___ Material for the task ___

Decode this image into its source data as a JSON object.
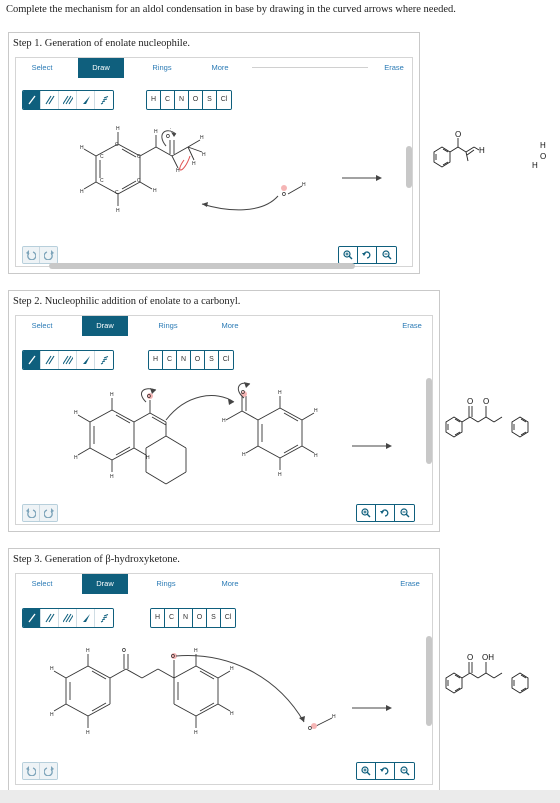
{
  "instructions": "Complete the mechanism for an aldol condensation in base by drawing in the curved arrows where needed.",
  "toolbar": {
    "select": "Select",
    "draw": "Draw",
    "rings": "Rings",
    "more": "More",
    "erase": "Erase",
    "atoms": [
      "H",
      "C",
      "N",
      "O",
      "S",
      "Cl"
    ],
    "bond_tools": [
      "single-bond-icon",
      "double-bond-icon",
      "triple-bond-icon",
      "wedge-bond-icon",
      "hash-bond-icon"
    ]
  },
  "steps": [
    {
      "title": "Step 1. Generation of enolate nucleophile."
    },
    {
      "title": "Step 2. Nucleophilic addition of enolate to a carbonyl."
    },
    {
      "title": "Step 3. Generation of β-hydroxyketone."
    }
  ],
  "products": {
    "step1": {
      "o_label": "O",
      "h_label": "H",
      "water_h1": "H",
      "water_o": "O",
      "water_h2": "H"
    },
    "step2": {
      "o1_label": "O",
      "o2_label": "O"
    },
    "step3": {
      "o_label": "O",
      "oh_label": "OH"
    }
  },
  "colors": {
    "accent": "#0f5f7d",
    "link": "#2a7ab5",
    "arrow": "#444444",
    "charge": "#e05050"
  }
}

___

*Aim*:
Reproduce all of the entries word for word, skipping any pictures they hold.

*Exercise answer*:
Decode this image into its source data as a JSON object.
{
  "instructions": "Complete the mechanism for an aldol condensation in base by drawing in the curved arrows where needed.",
  "toolbar": {
    "select": "Select",
    "draw": "Draw",
    "rings": "Rings",
    "more": "More",
    "erase": "Erase",
    "atoms": [
      "H",
      "C",
      "N",
      "O",
      "S",
      "Cl"
    ],
    "bond_tools": [
      "single-bond-icon",
      "double-bond-icon",
      "triple-bond-icon",
      "wedge-bond-icon",
      "hash-bond-icon"
    ]
  },
  "steps": [
    {
      "title": "Step 1. Generation of enolate nucleophile."
    },
    {
      "title": "Step 2. Nucleophilic addition of enolate to a carbonyl."
    },
    {
      "title": "Step 3. Generation of β-hydroxyketone."
    }
  ],
  "products": {
    "step1": {
      "o_label": "O",
      "h_label": "H",
      "water_h1": "H",
      "water_o": "O",
      "water_h2": "H"
    },
    "step2": {
      "o1_label": "O",
      "o2_label": "O"
    },
    "step3": {
      "o_label": "O",
      "oh_label": "OH"
    }
  },
  "colors": {
    "accent": "#0f5f7d",
    "link": "#2a7ab5",
    "arrow": "#444444",
    "charge": "#e05050"
  }
}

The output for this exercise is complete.